[Excerpts from a figure dataset]
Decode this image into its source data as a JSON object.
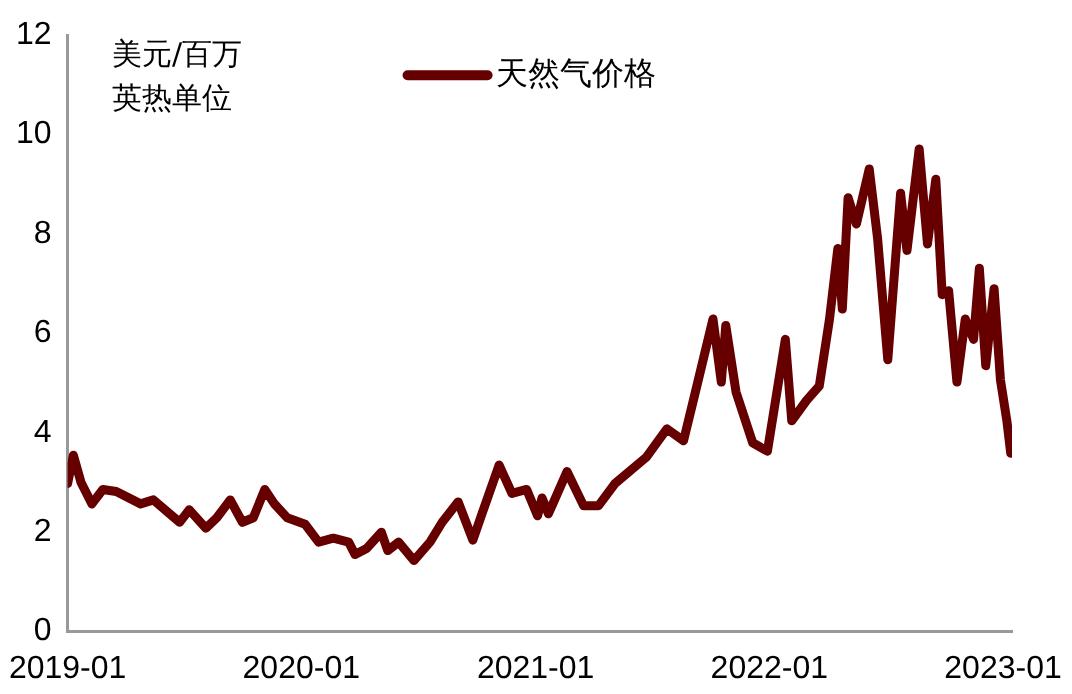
{
  "chart_data": {
    "type": "line",
    "ylabel": "美元/百万英热单位",
    "legend": "top",
    "grid": false,
    "marker": "none",
    "line_style": "solid",
    "xlim": [
      "2019-01-01",
      "2023-01-15"
    ],
    "xticks": [
      "2019-01",
      "2020-01",
      "2021-01",
      "2022-01",
      "2023-01"
    ],
    "ylim": [
      0,
      12
    ],
    "yticks": [
      0,
      2,
      4,
      6,
      8,
      10,
      12
    ],
    "series": [
      {
        "name": "天然气价格",
        "color": "#660000",
        "x": [
          "2019-01-01",
          "2019-01-10",
          "2019-01-22",
          "2019-02-08",
          "2019-02-25",
          "2019-03-18",
          "2019-04-25",
          "2019-05-15",
          "2019-06-25",
          "2019-07-10",
          "2019-08-05",
          "2019-08-22",
          "2019-09-12",
          "2019-10-01",
          "2019-10-18",
          "2019-11-05",
          "2019-11-20",
          "2019-12-10",
          "2020-01-07",
          "2020-01-28",
          "2020-02-20",
          "2020-03-15",
          "2020-03-25",
          "2020-04-12",
          "2020-05-05",
          "2020-05-15",
          "2020-06-01",
          "2020-06-25",
          "2020-07-20",
          "2020-08-08",
          "2020-09-02",
          "2020-09-25",
          "2020-10-10",
          "2020-11-05",
          "2020-11-25",
          "2020-12-18",
          "2021-01-04",
          "2021-01-11",
          "2021-01-21",
          "2021-02-19",
          "2021-03-17",
          "2021-04-09",
          "2021-05-05",
          "2021-06-23",
          "2021-07-25",
          "2021-08-20",
          "2021-09-12",
          "2021-10-05",
          "2021-10-18",
          "2021-10-25",
          "2021-11-10",
          "2021-12-06",
          "2021-12-29",
          "2022-01-26",
          "2022-02-05",
          "2022-02-28",
          "2022-03-20",
          "2022-04-05",
          "2022-04-18",
          "2022-04-25",
          "2022-05-04",
          "2022-05-17",
          "2022-06-06",
          "2022-06-19",
          "2022-07-05",
          "2022-07-25",
          "2022-08-04",
          "2022-08-23",
          "2022-09-05",
          "2022-09-18",
          "2022-09-28",
          "2022-10-08",
          "2022-10-21",
          "2022-11-03",
          "2022-11-16",
          "2022-11-25",
          "2022-12-05",
          "2022-12-18",
          "2022-12-28",
          "2023-01-07",
          "2023-01-13"
        ],
        "values": [
          2.98,
          3.55,
          3.0,
          2.57,
          2.86,
          2.82,
          2.57,
          2.65,
          2.2,
          2.45,
          2.08,
          2.29,
          2.65,
          2.2,
          2.29,
          2.86,
          2.57,
          2.29,
          2.16,
          1.8,
          1.88,
          1.8,
          1.55,
          1.67,
          2.0,
          1.63,
          1.8,
          1.43,
          1.8,
          2.2,
          2.61,
          1.84,
          2.4,
          3.35,
          2.78,
          2.86,
          2.33,
          2.69,
          2.37,
          3.22,
          2.53,
          2.53,
          2.98,
          3.51,
          4.08,
          3.84,
          5.06,
          6.29,
          5.02,
          6.16,
          4.82,
          3.8,
          3.63,
          5.88,
          4.24,
          4.65,
          4.94,
          6.29,
          7.71,
          6.49,
          8.73,
          8.2,
          9.31,
          7.92,
          5.47,
          8.82,
          7.67,
          9.71,
          7.8,
          9.1,
          6.78,
          6.86,
          5.02,
          6.29,
          5.88,
          7.31,
          5.35,
          6.9,
          5.06,
          4.24,
          3.59
        ]
      }
    ]
  }
}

Exercise goal: Print each of the records above exactly as written, leaving no picture in the copy.

Complete output:
Decode this image into its source data as a JSON object.
{
  "chart_data": {
    "type": "line",
    "ylabel": "美元/百万英热单位",
    "legend": "top",
    "grid": false,
    "marker": "none",
    "line_style": "solid",
    "xlim": [
      "2019-01-01",
      "2023-01-15"
    ],
    "xticks": [
      "2019-01",
      "2020-01",
      "2021-01",
      "2022-01",
      "2023-01"
    ],
    "ylim": [
      0,
      12
    ],
    "yticks": [
      0,
      2,
      4,
      6,
      8,
      10,
      12
    ],
    "series": [
      {
        "name": "天然气价格",
        "color": "#660000",
        "x": [
          "2019-01-01",
          "2019-01-10",
          "2019-01-22",
          "2019-02-08",
          "2019-02-25",
          "2019-03-18",
          "2019-04-25",
          "2019-05-15",
          "2019-06-25",
          "2019-07-10",
          "2019-08-05",
          "2019-08-22",
          "2019-09-12",
          "2019-10-01",
          "2019-10-18",
          "2019-11-05",
          "2019-11-20",
          "2019-12-10",
          "2020-01-07",
          "2020-01-28",
          "2020-02-20",
          "2020-03-15",
          "2020-03-25",
          "2020-04-12",
          "2020-05-05",
          "2020-05-15",
          "2020-06-01",
          "2020-06-25",
          "2020-07-20",
          "2020-08-08",
          "2020-09-02",
          "2020-09-25",
          "2020-10-10",
          "2020-11-05",
          "2020-11-25",
          "2020-12-18",
          "2021-01-04",
          "2021-01-11",
          "2021-01-21",
          "2021-02-19",
          "2021-03-17",
          "2021-04-09",
          "2021-05-05",
          "2021-06-23",
          "2021-07-25",
          "2021-08-20",
          "2021-09-12",
          "2021-10-05",
          "2021-10-18",
          "2021-10-25",
          "2021-11-10",
          "2021-12-06",
          "2021-12-29",
          "2022-01-26",
          "2022-02-05",
          "2022-02-28",
          "2022-03-20",
          "2022-04-05",
          "2022-04-18",
          "2022-04-25",
          "2022-05-04",
          "2022-05-17",
          "2022-06-06",
          "2022-06-19",
          "2022-07-05",
          "2022-07-25",
          "2022-08-04",
          "2022-08-23",
          "2022-09-05",
          "2022-09-18",
          "2022-09-28",
          "2022-10-08",
          "2022-10-21",
          "2022-11-03",
          "2022-11-16",
          "2022-11-25",
          "2022-12-05",
          "2022-12-18",
          "2022-12-28",
          "2023-01-07",
          "2023-01-13"
        ],
        "values": [
          2.98,
          3.55,
          3.0,
          2.57,
          2.86,
          2.82,
          2.57,
          2.65,
          2.2,
          2.45,
          2.08,
          2.29,
          2.65,
          2.2,
          2.29,
          2.86,
          2.57,
          2.29,
          2.16,
          1.8,
          1.88,
          1.8,
          1.55,
          1.67,
          2.0,
          1.63,
          1.8,
          1.43,
          1.8,
          2.2,
          2.61,
          1.84,
          2.4,
          3.35,
          2.78,
          2.86,
          2.33,
          2.69,
          2.37,
          3.22,
          2.53,
          2.53,
          2.98,
          3.51,
          4.08,
          3.84,
          5.06,
          6.29,
          5.02,
          6.16,
          4.82,
          3.8,
          3.63,
          5.88,
          4.24,
          4.65,
          4.94,
          6.29,
          7.71,
          6.49,
          8.73,
          8.2,
          9.31,
          7.92,
          5.47,
          8.82,
          7.67,
          9.71,
          7.8,
          9.1,
          6.78,
          6.86,
          5.02,
          6.29,
          5.88,
          7.31,
          5.35,
          6.9,
          5.06,
          4.24,
          3.59
        ]
      }
    ]
  }
}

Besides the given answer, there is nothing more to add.